--- START Records supplied ---

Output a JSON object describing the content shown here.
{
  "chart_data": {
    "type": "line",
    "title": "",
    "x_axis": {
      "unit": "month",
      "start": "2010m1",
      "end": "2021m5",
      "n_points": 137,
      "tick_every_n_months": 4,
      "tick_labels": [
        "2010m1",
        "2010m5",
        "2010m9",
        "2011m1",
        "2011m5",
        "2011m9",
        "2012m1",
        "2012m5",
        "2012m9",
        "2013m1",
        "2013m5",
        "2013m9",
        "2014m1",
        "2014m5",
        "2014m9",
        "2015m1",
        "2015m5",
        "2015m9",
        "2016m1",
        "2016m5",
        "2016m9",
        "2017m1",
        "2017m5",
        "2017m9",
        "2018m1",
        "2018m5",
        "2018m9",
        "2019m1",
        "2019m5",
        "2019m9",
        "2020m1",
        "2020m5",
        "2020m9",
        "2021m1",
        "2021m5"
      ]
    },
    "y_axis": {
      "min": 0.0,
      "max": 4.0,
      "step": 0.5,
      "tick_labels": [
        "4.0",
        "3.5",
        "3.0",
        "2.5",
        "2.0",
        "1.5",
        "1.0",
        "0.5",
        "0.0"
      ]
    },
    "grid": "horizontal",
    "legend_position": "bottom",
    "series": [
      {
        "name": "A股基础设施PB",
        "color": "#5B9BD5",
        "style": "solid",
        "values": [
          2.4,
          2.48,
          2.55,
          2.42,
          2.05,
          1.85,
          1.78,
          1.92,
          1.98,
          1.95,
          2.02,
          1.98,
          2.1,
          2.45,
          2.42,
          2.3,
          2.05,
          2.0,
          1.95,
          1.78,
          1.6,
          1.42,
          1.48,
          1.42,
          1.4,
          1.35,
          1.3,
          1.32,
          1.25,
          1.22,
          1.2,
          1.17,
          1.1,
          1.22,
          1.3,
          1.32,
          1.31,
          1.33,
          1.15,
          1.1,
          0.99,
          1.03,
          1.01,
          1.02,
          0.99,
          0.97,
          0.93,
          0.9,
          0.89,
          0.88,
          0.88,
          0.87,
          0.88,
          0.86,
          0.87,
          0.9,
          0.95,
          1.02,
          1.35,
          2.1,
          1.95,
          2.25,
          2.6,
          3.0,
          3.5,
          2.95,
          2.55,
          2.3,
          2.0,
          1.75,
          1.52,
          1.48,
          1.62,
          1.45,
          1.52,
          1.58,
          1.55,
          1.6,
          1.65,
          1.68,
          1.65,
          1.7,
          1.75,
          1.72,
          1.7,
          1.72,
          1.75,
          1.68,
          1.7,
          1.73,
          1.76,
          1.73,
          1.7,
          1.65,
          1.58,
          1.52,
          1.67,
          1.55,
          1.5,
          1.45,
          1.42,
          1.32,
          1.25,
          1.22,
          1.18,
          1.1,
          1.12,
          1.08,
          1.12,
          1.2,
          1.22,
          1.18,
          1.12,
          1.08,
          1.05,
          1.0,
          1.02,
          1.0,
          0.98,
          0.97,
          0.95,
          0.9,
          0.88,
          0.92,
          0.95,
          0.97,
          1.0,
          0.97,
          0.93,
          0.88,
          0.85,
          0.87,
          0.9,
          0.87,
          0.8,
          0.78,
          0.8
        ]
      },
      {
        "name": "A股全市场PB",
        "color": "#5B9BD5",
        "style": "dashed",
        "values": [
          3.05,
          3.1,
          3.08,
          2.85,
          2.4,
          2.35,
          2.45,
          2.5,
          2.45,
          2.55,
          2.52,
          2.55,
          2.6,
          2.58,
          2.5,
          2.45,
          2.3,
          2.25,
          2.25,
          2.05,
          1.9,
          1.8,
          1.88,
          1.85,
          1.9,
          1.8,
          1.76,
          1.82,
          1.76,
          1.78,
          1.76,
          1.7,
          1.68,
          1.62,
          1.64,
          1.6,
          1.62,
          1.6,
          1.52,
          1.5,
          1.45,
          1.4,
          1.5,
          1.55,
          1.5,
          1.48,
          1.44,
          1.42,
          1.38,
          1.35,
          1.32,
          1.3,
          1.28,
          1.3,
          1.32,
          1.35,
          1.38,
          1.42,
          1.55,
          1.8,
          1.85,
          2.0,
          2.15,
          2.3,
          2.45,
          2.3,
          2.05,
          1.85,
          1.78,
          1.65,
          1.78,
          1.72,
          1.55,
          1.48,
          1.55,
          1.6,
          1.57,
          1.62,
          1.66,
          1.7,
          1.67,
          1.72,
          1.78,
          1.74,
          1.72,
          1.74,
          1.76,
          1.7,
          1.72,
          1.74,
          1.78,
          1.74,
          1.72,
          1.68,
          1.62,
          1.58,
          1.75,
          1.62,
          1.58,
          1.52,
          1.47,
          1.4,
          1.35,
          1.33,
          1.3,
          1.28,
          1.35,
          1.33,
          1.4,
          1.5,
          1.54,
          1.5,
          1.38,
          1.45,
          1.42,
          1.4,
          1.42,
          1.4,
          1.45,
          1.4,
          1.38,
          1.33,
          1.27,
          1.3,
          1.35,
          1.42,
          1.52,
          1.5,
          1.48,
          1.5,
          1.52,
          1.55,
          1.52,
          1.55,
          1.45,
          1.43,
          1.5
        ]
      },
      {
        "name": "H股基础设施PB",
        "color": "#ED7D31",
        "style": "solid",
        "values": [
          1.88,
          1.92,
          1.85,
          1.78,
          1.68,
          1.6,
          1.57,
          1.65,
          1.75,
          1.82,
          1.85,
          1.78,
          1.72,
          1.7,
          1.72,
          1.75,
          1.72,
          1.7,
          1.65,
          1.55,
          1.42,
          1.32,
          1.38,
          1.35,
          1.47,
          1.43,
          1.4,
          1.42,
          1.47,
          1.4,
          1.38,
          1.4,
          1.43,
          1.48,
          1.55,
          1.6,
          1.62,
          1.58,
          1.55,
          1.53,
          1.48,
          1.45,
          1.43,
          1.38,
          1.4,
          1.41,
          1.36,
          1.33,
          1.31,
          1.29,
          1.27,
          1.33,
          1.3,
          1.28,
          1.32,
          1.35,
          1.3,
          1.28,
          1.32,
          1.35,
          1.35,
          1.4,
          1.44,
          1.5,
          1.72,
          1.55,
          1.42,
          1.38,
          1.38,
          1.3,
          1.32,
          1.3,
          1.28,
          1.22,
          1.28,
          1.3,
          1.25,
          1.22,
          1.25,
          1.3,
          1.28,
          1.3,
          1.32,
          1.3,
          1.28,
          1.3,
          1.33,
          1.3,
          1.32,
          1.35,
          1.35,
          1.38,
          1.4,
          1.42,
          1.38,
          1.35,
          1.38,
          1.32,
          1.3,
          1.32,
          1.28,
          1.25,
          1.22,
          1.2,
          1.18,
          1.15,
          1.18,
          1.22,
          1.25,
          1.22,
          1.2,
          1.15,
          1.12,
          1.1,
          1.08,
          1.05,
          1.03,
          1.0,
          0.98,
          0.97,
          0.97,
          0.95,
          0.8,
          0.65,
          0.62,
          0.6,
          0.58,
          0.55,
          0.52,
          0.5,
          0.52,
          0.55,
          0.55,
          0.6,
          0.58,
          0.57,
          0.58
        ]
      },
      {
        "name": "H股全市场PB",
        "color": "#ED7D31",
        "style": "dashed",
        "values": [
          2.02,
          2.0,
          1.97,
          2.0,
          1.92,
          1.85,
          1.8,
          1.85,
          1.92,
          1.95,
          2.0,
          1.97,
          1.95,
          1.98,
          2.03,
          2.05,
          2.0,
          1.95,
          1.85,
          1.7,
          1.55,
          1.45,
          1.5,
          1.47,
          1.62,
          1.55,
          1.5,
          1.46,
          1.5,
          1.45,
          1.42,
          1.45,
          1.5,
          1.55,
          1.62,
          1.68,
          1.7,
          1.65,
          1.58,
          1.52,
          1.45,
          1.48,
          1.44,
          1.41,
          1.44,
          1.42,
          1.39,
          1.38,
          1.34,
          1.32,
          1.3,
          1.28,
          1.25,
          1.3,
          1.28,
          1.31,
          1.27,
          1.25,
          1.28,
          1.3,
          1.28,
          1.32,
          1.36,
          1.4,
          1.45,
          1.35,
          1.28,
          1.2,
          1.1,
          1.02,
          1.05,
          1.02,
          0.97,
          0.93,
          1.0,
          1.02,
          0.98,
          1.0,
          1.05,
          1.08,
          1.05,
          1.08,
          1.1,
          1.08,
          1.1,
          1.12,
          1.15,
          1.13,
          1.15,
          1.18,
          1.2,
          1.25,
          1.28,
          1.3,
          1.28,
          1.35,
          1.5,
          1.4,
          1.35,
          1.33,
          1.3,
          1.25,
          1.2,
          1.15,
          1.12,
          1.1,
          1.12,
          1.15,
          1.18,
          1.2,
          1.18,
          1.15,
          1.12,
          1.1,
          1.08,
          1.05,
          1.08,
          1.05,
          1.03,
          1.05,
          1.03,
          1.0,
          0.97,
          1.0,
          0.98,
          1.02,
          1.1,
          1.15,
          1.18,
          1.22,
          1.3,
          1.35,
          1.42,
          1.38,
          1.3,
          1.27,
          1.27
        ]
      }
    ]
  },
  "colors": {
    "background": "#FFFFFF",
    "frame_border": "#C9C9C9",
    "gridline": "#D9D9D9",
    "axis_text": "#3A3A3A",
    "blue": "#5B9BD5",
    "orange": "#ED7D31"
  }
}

--- END Records supplied ---

Work to complete: Copy all lines above containing the string "name".

Expected answer:
        "name": "A股基础设施PB",
        "name": "A股全市场PB",
        "name": "H股基础设施PB",
        "name": "H股全市场PB",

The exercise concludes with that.